_Source records:_
>> START
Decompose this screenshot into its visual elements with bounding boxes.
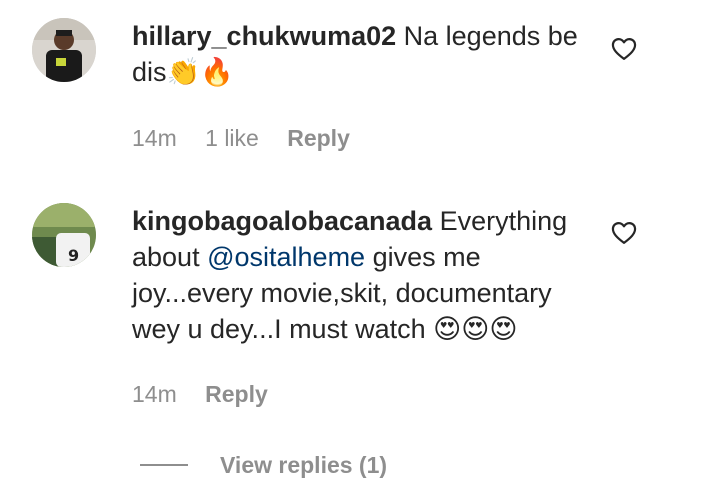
comment-emojis: 👏🔥 — [166, 57, 234, 88]
comment-text: hillary_chukwuma02 Na legends be dis👏🔥 — [132, 18, 582, 91]
comment-username[interactable]: hillary_chukwuma02 — [132, 21, 396, 51]
comment-emojis: 😍😍😍 — [433, 314, 518, 345]
view-replies-label: View replies (1) — [220, 451, 388, 478]
divider-line — [140, 464, 188, 466]
mention-link[interactable]: @ositalheme — [207, 242, 365, 272]
comment-text: kingobagoalobacanada Everything about @o… — [132, 203, 582, 348]
heart-outline-icon[interactable] — [610, 219, 638, 247]
reply-button[interactable]: Reply — [205, 381, 268, 407]
svg-text:9: 9 — [68, 246, 79, 265]
heart-outline-icon[interactable] — [610, 35, 638, 63]
view-replies-button[interactable]: View replies (1) — [140, 450, 387, 480]
avatar[interactable] — [32, 18, 96, 82]
comment-meta: 14m Reply — [132, 380, 290, 408]
comment-meta: 14m 1 like Reply — [132, 124, 372, 152]
comments-page: hillary_chukwuma02 Na legends be dis👏🔥 1… — [0, 0, 720, 490]
reply-button[interactable]: Reply — [287, 125, 350, 151]
comment-username[interactable]: kingobagoalobacanada — [132, 206, 432, 236]
avatar[interactable]: 9 — [32, 203, 96, 267]
comment-likes[interactable]: 1 like — [205, 125, 259, 151]
comment-time: 14m — [132, 381, 177, 407]
comment-time: 14m — [132, 125, 177, 151]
>> END
_DIRECTIONS FOR THIS TASK:_
Extract every line of the records above verbatim, leaving out the pictures.

_TASK SOLUTION:_
Decompose this screenshot into its visual elements with bounding boxes.
comment-emojis: 👏🔥 — [166, 57, 234, 88]
comment-text: hillary_chukwuma02 Na legends be dis👏🔥 — [132, 18, 582, 91]
comment-username[interactable]: hillary_chukwuma02 — [132, 21, 396, 51]
comment-emojis: 😍😍😍 — [433, 314, 518, 345]
view-replies-label: View replies (1) — [220, 451, 388, 478]
divider-line — [140, 464, 188, 466]
mention-link[interactable]: @ositalheme — [207, 242, 365, 272]
comment-text: kingobagoalobacanada Everything about @o… — [132, 203, 582, 348]
heart-outline-icon[interactable] — [610, 219, 638, 247]
reply-button[interactable]: Reply — [205, 381, 268, 407]
svg-text:9: 9 — [68, 246, 79, 265]
heart-outline-icon[interactable] — [610, 35, 638, 63]
view-replies-button[interactable]: View replies (1) — [140, 450, 387, 480]
avatar[interactable] — [32, 18, 96, 82]
comment-meta: 14m Reply — [132, 380, 290, 408]
comment-meta: 14m 1 like Reply — [132, 124, 372, 152]
comments-page: hillary_chukwuma02 Na legends be dis👏🔥 1… — [0, 0, 720, 490]
reply-button[interactable]: Reply — [287, 125, 350, 151]
comment-username[interactable]: kingobagoalobacanada — [132, 206, 432, 236]
avatar[interactable]: 9 — [32, 203, 96, 267]
comment-likes[interactable]: 1 like — [205, 125, 259, 151]
comment-time: 14m — [132, 381, 177, 407]
comment-time: 14m — [132, 125, 177, 151]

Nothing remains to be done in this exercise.